--- Requirement ---
Your answer must be an exact copy of the listing.

[Records shown Boundary: Start]

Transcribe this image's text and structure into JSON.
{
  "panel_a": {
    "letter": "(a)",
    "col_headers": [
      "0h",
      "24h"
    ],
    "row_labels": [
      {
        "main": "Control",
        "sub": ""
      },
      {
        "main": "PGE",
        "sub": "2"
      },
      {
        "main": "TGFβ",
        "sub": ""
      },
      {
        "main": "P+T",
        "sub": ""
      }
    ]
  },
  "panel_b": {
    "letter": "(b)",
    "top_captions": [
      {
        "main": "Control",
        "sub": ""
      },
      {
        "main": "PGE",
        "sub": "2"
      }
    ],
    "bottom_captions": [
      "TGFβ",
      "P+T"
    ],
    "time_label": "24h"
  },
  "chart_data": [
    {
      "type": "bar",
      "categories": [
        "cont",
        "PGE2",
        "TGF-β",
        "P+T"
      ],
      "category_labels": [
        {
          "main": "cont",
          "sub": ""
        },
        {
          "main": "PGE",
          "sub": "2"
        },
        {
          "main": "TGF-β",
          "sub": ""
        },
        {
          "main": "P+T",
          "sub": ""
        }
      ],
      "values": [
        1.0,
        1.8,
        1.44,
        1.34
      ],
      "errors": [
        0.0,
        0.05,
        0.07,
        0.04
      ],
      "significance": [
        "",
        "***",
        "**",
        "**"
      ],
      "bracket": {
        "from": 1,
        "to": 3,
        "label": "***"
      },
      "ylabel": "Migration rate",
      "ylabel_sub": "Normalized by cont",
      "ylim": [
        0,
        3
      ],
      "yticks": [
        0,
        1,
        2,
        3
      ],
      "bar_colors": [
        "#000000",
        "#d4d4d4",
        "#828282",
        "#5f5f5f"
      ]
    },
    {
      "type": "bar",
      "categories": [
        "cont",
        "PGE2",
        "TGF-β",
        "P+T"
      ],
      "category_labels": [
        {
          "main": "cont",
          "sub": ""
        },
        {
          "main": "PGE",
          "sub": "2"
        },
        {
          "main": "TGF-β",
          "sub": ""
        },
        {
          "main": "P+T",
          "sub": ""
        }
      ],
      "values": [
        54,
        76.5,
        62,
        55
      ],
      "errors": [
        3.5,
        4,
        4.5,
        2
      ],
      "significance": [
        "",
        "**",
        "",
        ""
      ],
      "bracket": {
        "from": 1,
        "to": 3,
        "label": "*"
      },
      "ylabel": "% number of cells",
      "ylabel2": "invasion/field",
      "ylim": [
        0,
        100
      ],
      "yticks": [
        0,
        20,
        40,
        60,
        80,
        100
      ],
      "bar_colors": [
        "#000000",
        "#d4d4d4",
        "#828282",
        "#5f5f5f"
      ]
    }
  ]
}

[Records shown Boundary: End]

--- Answer section ---
Transcribe this image's text and structure into JSON.
{
  "panel_a": {
    "letter": "(a)",
    "col_headers": [
      "0h",
      "24h"
    ],
    "row_labels": [
      {
        "main": "Control",
        "sub": ""
      },
      {
        "main": "PGE",
        "sub": "2"
      },
      {
        "main": "TGFβ",
        "sub": ""
      },
      {
        "main": "P+T",
        "sub": ""
      }
    ]
  },
  "panel_b": {
    "letter": "(b)",
    "top_captions": [
      {
        "main": "Control",
        "sub": ""
      },
      {
        "main": "PGE",
        "sub": "2"
      }
    ],
    "bottom_captions": [
      "TGFβ",
      "P+T"
    ],
    "time_label": "24h"
  },
  "chart_data": [
    {
      "type": "bar",
      "categories": [
        "cont",
        "PGE2",
        "TGF-β",
        "P+T"
      ],
      "category_labels": [
        {
          "main": "cont",
          "sub": ""
        },
        {
          "main": "PGE",
          "sub": "2"
        },
        {
          "main": "TGF-β",
          "sub": ""
        },
        {
          "main": "P+T",
          "sub": ""
        }
      ],
      "values": [
        1.0,
        1.8,
        1.44,
        1.34
      ],
      "errors": [
        0.0,
        0.05,
        0.07,
        0.04
      ],
      "significance": [
        "",
        "***",
        "**",
        "**"
      ],
      "bracket": {
        "from": 1,
        "to": 3,
        "label": "***"
      },
      "ylabel": "Migration rate",
      "ylabel_sub": "Normalized by cont",
      "ylim": [
        0,
        3
      ],
      "yticks": [
        0,
        1,
        2,
        3
      ],
      "bar_colors": [
        "#000000",
        "#d4d4d4",
        "#828282",
        "#5f5f5f"
      ]
    },
    {
      "type": "bar",
      "categories": [
        "cont",
        "PGE2",
        "TGF-β",
        "P+T"
      ],
      "category_labels": [
        {
          "main": "cont",
          "sub": ""
        },
        {
          "main": "PGE",
          "sub": "2"
        },
        {
          "main": "TGF-β",
          "sub": ""
        },
        {
          "main": "P+T",
          "sub": ""
        }
      ],
      "values": [
        54,
        76.5,
        62,
        55
      ],
      "errors": [
        3.5,
        4,
        4.5,
        2
      ],
      "significance": [
        "",
        "**",
        "",
        ""
      ],
      "bracket": {
        "from": 1,
        "to": 3,
        "label": "*"
      },
      "ylabel": "% number of cells",
      "ylabel2": "invasion/field",
      "ylim": [
        0,
        100
      ],
      "yticks": [
        0,
        20,
        40,
        60,
        80,
        100
      ],
      "bar_colors": [
        "#000000",
        "#d4d4d4",
        "#828282",
        "#5f5f5f"
      ]
    }
  ]
}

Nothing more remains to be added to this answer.